→ **GIVEN DATA**:

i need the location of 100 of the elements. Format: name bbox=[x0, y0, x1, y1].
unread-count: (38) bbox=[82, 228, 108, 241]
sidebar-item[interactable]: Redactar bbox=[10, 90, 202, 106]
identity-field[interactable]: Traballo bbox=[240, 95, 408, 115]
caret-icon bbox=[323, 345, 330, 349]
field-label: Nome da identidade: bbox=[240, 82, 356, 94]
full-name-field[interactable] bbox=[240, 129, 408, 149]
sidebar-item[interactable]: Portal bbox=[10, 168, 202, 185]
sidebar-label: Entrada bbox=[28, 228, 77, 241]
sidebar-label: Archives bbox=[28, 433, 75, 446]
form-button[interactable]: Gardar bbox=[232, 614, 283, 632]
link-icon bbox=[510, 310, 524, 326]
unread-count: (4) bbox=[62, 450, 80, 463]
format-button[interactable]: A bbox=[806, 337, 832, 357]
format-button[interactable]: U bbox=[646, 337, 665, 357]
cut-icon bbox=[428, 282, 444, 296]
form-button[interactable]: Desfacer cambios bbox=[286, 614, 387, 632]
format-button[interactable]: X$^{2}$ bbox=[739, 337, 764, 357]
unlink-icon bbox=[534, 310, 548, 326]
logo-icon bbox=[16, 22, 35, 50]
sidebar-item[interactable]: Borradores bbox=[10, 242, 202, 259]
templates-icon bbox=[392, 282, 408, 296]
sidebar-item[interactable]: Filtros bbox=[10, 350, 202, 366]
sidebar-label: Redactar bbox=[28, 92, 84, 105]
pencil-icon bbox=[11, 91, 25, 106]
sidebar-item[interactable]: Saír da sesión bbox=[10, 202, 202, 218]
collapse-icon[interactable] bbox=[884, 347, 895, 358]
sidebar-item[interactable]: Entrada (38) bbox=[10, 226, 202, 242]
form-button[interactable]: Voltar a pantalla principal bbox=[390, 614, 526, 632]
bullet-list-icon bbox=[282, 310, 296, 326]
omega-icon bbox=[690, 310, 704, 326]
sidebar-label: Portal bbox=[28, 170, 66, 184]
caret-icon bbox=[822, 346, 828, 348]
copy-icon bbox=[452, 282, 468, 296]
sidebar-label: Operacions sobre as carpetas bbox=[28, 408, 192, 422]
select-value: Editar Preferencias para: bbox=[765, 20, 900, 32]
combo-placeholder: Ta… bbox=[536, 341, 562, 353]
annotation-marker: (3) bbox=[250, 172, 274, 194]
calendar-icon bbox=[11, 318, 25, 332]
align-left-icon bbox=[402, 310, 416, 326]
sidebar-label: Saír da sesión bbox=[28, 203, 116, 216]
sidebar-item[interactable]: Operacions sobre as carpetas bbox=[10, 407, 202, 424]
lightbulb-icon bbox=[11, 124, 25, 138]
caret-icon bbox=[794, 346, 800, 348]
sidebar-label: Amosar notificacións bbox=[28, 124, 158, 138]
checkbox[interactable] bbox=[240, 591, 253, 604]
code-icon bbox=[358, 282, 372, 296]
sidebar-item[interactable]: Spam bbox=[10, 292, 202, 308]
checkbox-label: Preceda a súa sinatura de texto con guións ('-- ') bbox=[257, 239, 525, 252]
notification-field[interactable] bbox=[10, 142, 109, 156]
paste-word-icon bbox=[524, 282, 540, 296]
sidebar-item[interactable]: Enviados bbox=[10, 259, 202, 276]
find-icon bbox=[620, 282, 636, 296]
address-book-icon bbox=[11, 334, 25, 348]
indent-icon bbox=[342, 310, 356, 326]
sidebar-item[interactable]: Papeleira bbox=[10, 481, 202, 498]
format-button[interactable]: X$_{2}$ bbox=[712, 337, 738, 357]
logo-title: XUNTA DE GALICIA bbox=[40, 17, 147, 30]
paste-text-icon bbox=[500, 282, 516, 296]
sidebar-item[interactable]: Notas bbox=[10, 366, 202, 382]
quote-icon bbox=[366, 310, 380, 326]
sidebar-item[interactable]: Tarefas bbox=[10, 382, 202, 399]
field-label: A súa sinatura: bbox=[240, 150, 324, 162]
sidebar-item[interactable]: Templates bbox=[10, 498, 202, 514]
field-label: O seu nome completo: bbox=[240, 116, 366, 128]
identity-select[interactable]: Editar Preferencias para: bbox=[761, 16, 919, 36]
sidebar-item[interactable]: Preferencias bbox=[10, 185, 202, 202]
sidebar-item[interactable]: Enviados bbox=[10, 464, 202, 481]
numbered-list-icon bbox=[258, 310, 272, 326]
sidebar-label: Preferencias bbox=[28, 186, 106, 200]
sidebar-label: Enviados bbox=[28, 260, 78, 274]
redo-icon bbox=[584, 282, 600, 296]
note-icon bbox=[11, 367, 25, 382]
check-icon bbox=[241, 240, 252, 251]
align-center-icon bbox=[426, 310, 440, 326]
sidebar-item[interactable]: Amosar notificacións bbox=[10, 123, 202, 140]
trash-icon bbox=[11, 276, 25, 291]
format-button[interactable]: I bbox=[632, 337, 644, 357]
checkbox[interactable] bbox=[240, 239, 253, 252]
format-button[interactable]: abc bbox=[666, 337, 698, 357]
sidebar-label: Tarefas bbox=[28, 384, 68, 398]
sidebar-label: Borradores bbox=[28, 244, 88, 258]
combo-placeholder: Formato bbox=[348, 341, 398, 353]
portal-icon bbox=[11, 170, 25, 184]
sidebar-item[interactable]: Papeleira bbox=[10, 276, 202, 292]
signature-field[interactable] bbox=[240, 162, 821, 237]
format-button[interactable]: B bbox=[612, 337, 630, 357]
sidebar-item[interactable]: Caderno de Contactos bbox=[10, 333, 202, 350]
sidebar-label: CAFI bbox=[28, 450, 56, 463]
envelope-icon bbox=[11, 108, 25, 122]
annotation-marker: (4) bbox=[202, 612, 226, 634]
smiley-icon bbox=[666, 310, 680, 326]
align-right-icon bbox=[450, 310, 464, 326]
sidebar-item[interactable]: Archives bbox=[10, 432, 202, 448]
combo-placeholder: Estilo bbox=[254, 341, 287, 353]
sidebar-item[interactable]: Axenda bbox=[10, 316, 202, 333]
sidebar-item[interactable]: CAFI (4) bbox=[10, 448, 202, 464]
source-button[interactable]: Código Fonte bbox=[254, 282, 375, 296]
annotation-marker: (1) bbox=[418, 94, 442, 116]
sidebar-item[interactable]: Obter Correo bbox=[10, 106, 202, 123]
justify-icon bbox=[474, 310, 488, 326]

→ **TASK PROMPT**:
Render the records above as a Markdown table with the columns Row and Line, from the first line up to and including the line with "sidebar-label: Saír da". Number each line and leave out any blank lines.

→ **RESPONSE**:
| Row | Line |
|---|---|
| 1 | i need the location of 100 of the elements. Format: name bbox=[x0, y0, x1, y1]. |
| 2 | unread-count: (38) bbox=[82, 228, 108, 241] |
| 3 | sidebar-item[interactable]: Redactar bbox=[10, 90, 202, 106] |
| 4 | identity-field[interactable]: Traballo bbox=[240, 95, 408, 115] |
| 5 | caret-icon bbox=[323, 345, 330, 349] |
| 6 | field-label: Nome da identidade: bbox=[240, 82, 356, 94] |
| 7 | full-name-field[interactable] bbox=[240, 129, 408, 149] |
| 8 | sidebar-item[interactable]: Portal bbox=[10, 168, 202, 185] |
| 9 | sidebar-label: Entrada bbox=[28, 228, 77, 241] |
| 10 | sidebar-label: Archives bbox=[28, 433, 75, 446] |
| 11 | form-button[interactable]: Gardar bbox=[232, 614, 283, 632] |
| 12 | link-icon bbox=[510, 310, 524, 326] |
| 13 | unread-count: (4) bbox=[62, 450, 80, 463] |
| 14 | format-button[interactable]: A bbox=[806, 337, 832, 357] |
| 15 | format-button[interactable]: U bbox=[646, 337, 665, 357] |
| 16 | cut-icon bbox=[428, 282, 444, 296] |
| 17 | form-button[interactable]: Desfacer cambios bbox=[286, 614, 387, 632] |
| 18 | format-button[interactable]: X$^{2}$ bbox=[739, 337, 764, 357] |
| 19 | unlink-icon bbox=[534, 310, 548, 326] |
| 20 | logo-icon bbox=[16, 22, 35, 50] |
| 21 | sidebar-item[interactable]: Borradores bbox=[10, 242, 202, 259] |
| 22 | templates-icon bbox=[392, 282, 408, 296] |
| 23 | sidebar-item[interactable]: Filtros bbox=[10, 350, 202, 366] |
| 24 | sidebar-label: Redactar bbox=[28, 92, 84, 105] |
| 25 | pencil-icon bbox=[11, 91, 25, 106] |
| 26 | sidebar-item[interactable]: Saír da sesión bbox=[10, 202, 202, 218] |
| 27 | collapse-icon[interactable] bbox=[884, 347, 895, 358] |
| 28 | sidebar-item[interactable]: Entrada (38) bbox=[10, 226, 202, 242] |
| 29 | form-button[interactable]: Voltar a pantalla principal bbox=[390, 614, 526, 632] |
| 30 | bullet-list-icon bbox=[282, 310, 296, 326] |
| 31 | omega-icon bbox=[690, 310, 704, 326] |
| 32 | sidebar-label: Portal bbox=[28, 170, 66, 184] |
| 33 | caret-icon bbox=[822, 346, 828, 348] |
| 34 | copy-icon bbox=[452, 282, 468, 296] |
| 35 | sidebar-label: Operacions sobre as carpetas bbox=[28, 408, 192, 422] |
| 36 | select-value: Editar Preferencias para: bbox=[765, 20, 900, 32] |
| 37 | combo-placeholder: Ta… bbox=[536, 341, 562, 353] |
| 38 | annotation-marker: (3) bbox=[250, 172, 274, 194] |
| 39 | calendar-icon bbox=[11, 318, 25, 332] |
| 40 | align-left-icon bbox=[402, 310, 416, 326] |
| 41 | sidebar-label: Saír da sesión bbox=[28, 203, 116, 216] |